§ **Instruction**
Using the listing below, report all lines holding the word "JSON".

___ Dataset content

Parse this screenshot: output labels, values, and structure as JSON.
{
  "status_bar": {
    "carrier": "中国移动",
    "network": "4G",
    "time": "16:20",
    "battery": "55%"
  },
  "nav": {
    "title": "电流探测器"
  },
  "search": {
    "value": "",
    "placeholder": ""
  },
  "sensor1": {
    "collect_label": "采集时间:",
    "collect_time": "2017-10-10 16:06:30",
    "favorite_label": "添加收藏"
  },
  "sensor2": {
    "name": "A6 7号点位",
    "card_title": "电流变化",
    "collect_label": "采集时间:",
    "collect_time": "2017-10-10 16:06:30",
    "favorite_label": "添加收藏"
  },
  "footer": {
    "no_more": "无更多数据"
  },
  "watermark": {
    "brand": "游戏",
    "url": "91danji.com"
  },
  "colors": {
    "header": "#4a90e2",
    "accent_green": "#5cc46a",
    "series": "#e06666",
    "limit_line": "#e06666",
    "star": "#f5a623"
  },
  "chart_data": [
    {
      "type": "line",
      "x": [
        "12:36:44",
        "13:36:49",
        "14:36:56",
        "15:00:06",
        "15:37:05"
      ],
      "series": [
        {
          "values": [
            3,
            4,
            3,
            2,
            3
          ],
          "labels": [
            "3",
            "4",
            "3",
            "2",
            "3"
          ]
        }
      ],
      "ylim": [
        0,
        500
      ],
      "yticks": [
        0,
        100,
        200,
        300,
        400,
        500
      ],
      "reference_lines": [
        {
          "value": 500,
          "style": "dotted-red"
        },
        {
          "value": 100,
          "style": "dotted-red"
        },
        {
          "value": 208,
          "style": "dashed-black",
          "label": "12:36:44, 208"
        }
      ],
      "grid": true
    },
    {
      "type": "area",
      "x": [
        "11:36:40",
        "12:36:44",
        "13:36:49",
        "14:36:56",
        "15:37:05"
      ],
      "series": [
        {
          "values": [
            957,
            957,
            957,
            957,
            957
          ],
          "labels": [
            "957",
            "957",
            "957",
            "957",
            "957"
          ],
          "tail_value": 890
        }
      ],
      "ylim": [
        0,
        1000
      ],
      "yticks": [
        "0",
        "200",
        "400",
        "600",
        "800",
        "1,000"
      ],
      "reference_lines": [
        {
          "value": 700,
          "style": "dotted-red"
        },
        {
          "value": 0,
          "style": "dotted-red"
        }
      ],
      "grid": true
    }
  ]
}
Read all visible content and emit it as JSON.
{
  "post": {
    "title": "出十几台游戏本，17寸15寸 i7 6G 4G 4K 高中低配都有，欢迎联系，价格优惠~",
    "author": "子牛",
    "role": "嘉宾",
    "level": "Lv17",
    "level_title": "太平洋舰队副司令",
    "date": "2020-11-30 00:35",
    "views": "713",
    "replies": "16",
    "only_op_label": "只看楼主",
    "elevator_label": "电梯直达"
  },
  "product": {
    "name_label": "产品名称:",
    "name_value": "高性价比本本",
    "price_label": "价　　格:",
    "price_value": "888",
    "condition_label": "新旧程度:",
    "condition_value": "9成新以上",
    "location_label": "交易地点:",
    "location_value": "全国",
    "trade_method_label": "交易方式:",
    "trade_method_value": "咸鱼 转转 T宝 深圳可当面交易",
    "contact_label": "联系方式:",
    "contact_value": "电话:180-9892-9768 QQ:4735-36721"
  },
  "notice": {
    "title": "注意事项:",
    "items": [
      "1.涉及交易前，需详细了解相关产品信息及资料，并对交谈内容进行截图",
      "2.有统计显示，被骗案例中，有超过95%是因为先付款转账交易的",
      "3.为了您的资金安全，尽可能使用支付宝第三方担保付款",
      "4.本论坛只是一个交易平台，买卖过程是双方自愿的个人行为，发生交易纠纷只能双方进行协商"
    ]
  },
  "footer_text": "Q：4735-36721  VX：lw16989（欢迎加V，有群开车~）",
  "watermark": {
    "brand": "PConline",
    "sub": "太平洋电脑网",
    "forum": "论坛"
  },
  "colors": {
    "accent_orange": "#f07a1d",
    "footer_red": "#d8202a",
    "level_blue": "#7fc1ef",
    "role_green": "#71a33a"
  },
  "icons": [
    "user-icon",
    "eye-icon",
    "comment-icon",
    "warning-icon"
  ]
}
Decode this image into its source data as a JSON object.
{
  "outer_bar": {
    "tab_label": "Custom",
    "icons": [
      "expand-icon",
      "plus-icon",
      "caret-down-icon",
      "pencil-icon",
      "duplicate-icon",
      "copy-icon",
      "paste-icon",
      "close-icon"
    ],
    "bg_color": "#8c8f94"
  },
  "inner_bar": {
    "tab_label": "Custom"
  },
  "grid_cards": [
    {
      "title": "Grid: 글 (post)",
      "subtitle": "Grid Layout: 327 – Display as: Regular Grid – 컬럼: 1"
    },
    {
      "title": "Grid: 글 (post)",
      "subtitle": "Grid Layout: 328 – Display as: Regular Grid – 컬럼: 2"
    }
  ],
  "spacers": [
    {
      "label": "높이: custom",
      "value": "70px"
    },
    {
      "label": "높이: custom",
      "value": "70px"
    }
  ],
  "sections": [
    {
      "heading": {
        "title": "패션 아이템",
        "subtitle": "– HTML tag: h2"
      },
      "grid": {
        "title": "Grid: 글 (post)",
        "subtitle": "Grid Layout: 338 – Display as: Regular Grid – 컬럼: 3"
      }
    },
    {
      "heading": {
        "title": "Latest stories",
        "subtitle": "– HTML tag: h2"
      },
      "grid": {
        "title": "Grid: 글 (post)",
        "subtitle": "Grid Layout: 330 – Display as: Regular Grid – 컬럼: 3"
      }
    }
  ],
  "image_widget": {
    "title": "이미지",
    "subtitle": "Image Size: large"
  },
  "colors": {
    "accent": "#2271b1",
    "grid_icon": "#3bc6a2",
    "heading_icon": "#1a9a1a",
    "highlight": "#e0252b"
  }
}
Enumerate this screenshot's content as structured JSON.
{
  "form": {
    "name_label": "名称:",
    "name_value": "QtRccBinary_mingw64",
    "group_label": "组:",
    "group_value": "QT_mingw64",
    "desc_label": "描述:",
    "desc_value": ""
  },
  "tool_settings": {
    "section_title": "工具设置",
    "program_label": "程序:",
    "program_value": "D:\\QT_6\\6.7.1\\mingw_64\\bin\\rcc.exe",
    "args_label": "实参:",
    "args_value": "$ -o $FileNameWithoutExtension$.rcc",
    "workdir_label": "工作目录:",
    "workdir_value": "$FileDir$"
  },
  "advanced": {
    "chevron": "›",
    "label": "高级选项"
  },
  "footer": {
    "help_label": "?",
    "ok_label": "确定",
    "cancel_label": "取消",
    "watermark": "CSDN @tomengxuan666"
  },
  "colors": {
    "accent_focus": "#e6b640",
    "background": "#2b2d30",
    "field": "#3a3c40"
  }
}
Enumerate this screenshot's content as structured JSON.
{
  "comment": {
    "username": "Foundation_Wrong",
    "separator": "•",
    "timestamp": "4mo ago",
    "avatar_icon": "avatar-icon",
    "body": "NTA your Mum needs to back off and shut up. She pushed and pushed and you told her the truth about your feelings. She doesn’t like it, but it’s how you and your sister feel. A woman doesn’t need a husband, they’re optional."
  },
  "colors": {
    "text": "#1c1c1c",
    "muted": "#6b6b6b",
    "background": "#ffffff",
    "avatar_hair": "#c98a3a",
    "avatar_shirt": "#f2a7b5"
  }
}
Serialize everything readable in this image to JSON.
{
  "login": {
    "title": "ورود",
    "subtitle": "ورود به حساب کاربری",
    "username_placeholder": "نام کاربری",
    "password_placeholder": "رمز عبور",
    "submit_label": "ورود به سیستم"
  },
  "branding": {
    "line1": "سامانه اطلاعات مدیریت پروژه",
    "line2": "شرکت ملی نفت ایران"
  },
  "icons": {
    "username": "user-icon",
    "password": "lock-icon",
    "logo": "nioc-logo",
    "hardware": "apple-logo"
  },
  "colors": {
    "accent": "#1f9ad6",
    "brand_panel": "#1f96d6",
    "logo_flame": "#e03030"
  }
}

______

§ **Exercise output**
Parse this screenshot: output labels, values, and structure as JSON.
Read all visible content and emit it as JSON.
Decode this image into its source data as a JSON object.
Enumerate this screenshot's content as structured JSON.
Enumerate this screenshot's content as structured JSON.
Serialize everything readable in this image to JSON.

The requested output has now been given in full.